(Task brief):
Return all lines that include the string "What".

(Record list):
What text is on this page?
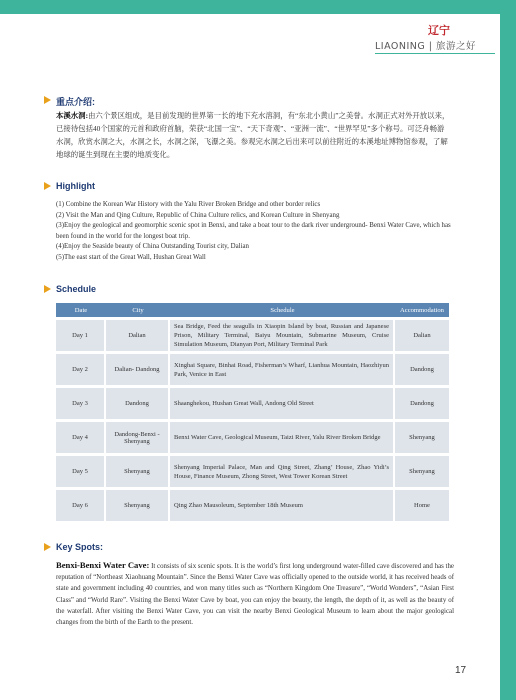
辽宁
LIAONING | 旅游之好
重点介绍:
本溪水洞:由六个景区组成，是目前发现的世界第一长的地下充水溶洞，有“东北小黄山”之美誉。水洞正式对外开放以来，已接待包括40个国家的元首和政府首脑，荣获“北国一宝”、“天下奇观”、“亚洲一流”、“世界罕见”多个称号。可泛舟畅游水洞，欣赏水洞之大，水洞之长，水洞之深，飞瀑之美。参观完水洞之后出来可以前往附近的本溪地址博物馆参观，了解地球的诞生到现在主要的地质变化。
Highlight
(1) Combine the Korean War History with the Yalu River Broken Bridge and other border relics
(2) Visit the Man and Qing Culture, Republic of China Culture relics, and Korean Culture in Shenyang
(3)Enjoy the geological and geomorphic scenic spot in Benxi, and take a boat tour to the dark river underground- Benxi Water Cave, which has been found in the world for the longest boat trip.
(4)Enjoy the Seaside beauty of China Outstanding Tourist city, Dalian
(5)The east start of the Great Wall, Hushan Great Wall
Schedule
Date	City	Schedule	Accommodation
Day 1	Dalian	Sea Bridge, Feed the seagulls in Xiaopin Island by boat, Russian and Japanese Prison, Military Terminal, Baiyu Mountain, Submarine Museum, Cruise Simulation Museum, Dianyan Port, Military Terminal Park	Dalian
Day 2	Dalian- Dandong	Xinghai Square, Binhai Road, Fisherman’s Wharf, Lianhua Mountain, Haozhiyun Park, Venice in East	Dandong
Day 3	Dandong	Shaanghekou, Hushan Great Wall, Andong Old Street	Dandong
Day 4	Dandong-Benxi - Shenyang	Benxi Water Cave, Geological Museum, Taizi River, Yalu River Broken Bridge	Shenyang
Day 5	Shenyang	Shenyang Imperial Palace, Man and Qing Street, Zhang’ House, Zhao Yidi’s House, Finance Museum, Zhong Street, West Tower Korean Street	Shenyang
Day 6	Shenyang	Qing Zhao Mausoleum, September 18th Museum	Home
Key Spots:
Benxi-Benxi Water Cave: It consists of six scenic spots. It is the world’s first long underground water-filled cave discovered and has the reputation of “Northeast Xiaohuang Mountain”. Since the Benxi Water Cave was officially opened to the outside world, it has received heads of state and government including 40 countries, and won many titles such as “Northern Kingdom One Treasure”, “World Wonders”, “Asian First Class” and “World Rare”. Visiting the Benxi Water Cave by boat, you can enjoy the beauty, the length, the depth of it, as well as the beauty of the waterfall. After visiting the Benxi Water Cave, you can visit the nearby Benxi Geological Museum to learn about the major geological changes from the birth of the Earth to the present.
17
* * *
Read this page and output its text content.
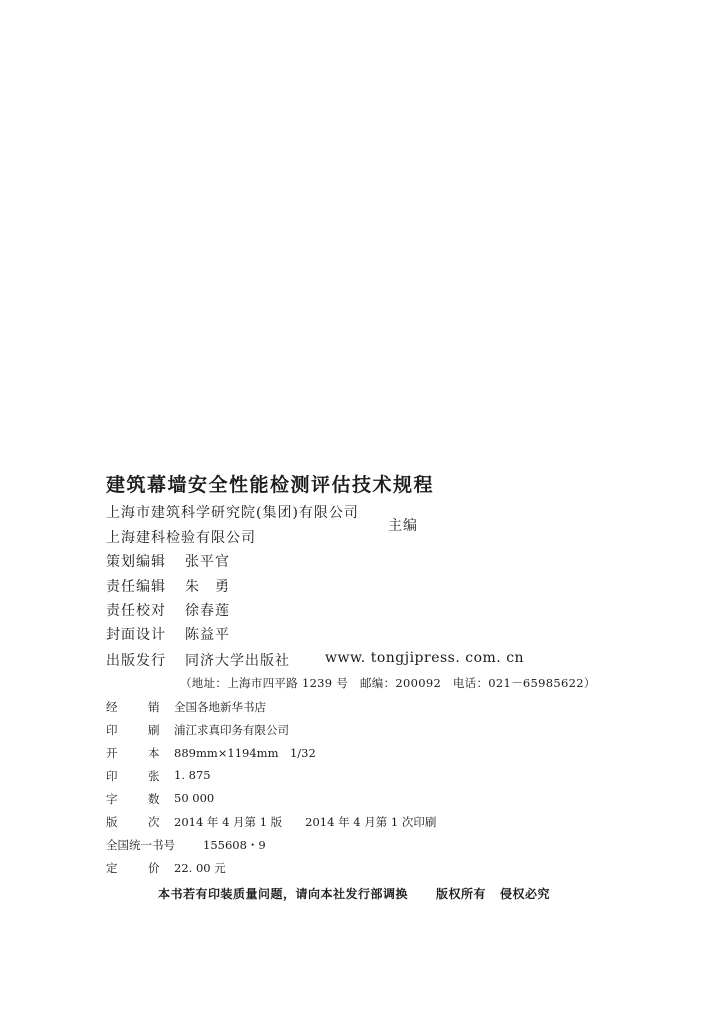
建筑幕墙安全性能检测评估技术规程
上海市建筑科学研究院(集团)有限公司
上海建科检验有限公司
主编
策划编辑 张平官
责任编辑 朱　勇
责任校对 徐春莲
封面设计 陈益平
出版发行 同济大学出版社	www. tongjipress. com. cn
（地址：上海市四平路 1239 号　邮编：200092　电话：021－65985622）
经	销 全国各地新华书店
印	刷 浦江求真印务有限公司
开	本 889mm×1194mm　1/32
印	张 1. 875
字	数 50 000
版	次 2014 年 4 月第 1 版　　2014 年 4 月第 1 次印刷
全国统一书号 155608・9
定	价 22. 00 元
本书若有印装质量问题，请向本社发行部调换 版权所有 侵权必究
---
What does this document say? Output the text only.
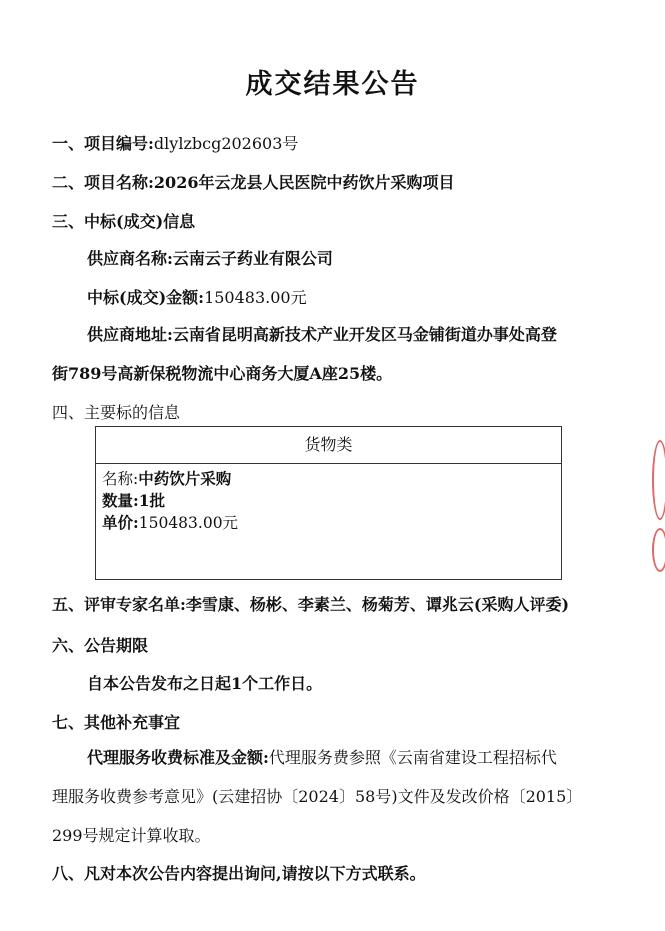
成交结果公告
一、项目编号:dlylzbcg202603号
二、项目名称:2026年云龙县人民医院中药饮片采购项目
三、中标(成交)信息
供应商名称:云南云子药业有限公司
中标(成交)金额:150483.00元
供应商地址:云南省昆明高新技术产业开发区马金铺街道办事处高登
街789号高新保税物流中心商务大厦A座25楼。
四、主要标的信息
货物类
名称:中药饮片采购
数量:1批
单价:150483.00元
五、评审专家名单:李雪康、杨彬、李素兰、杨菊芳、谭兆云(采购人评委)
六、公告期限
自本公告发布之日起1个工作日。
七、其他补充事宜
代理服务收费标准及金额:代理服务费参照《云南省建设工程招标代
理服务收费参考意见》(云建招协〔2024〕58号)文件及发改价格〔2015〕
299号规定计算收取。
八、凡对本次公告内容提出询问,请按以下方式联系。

(Written solution):
What text is on this page?
What does this document say? Output the text only.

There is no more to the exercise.